Tasks to carry out:
1. Reproduce everything from "Portal:Data Services/Admin/Wiki Replicas" down to "to Wiki Replicas." in the Wiki Replicas admin page, word for word.
2. According to the Wiki Replicas admin page, what hardware model are the servers in the cluster?

Portal:Data Services/Admin/Wiki Replicas
This page holds most of the knowledge we have regarding Wiki Replicas for admins.
Service architecture by layers
From production to Wiki Replicas
Data from production databases is replicated to Wiki Replicas through intermediate "Sanitarium" hosts that sanitize the data removing sensitive information. The data flow is described in detail in the page From production to Wiki Replicas.
Physical database server layer
There are currently 8 servers in this cluster. Each of the nodes hosts two database sections. Since there are 8 sections in the scope of the Wikireplicas service, that means that they are able to function as sets of four that can act as redundant standby for one another. These are all Dell PowerEdge R440s, built to Data Persistence specs.
Web (realtime workloads)
Analytics (long-processing workloads)
DB layer
All database servers run MariaDB.
The multi-instance servers have a somewhat complex layout that is documented in each database server's host hiera file (eg. clouddb1013.yaml). They are multi-instance in the sense that each server has two mariadb database instances running at the same time on nonstandard ports (see: profile::mariadb::section_ports). Each instance is named for and hosts one database section.

Data section:
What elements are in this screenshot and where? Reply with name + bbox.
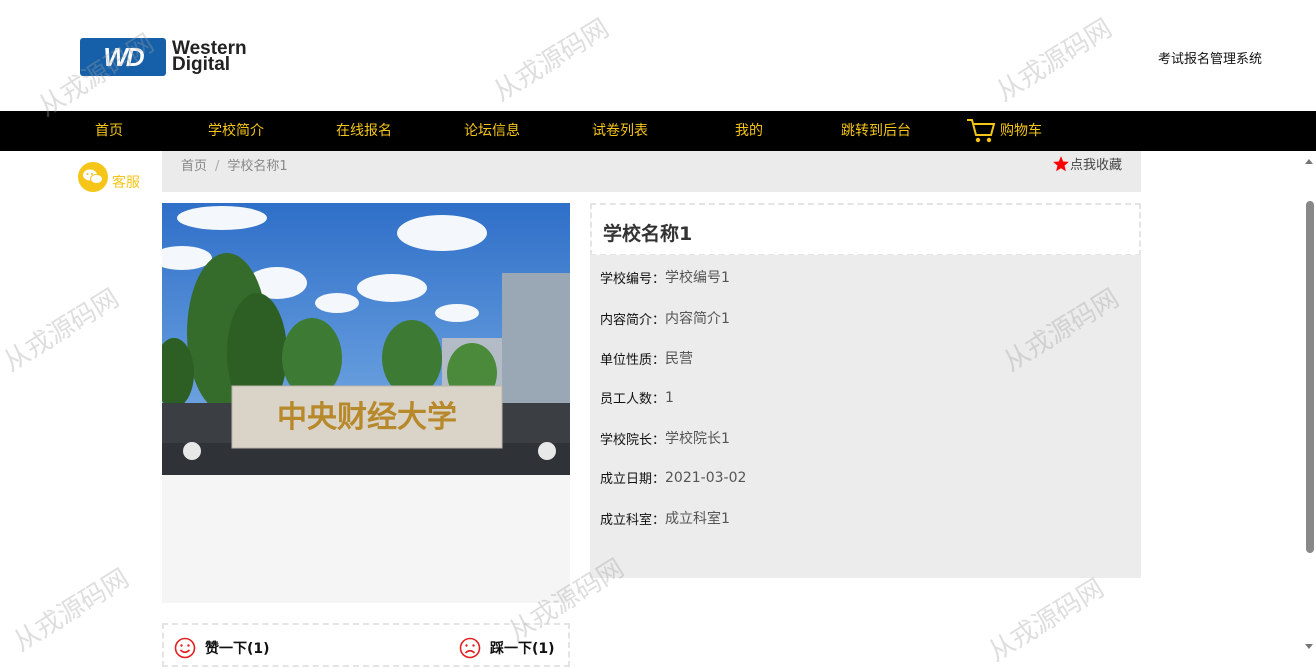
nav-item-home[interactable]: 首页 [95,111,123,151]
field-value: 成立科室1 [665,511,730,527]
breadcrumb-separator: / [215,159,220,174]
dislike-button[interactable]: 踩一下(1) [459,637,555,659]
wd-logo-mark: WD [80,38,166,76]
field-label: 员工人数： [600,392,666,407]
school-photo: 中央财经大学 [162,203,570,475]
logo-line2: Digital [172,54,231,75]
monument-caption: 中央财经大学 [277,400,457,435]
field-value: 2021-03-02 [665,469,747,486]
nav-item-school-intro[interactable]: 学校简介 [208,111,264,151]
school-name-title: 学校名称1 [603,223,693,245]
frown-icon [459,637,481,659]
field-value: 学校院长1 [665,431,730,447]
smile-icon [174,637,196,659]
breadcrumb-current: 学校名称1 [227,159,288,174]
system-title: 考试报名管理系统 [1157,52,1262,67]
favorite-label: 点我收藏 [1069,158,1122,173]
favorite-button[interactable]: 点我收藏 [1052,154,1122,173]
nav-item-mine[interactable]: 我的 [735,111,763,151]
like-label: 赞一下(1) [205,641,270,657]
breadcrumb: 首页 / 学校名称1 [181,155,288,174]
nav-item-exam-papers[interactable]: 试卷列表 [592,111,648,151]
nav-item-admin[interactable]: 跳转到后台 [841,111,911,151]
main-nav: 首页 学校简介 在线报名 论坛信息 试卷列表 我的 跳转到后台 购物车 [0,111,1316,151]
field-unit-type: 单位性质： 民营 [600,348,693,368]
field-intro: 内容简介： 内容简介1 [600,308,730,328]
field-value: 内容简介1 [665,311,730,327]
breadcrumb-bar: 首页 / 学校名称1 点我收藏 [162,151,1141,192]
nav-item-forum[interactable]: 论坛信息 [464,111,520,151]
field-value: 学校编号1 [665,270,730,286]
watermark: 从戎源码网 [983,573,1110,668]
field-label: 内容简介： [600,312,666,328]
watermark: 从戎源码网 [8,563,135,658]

The replies:
1.
Portal:Data Services/Admin/Wiki Replicas
This page holds most of the knowledge we have regarding Wiki Replicas for admins.
Service architecture by layers
From production to Wiki Replicas
Data from production databases is replicated to Wiki Replicas through intermediate "Sanitarium" hosts that sanitize the data removing sensitive information. The data flow is described in detail in the page From production to Wiki Replicas.

2. They are all Dell PowerEdge R440s, built to Data Persistence specs.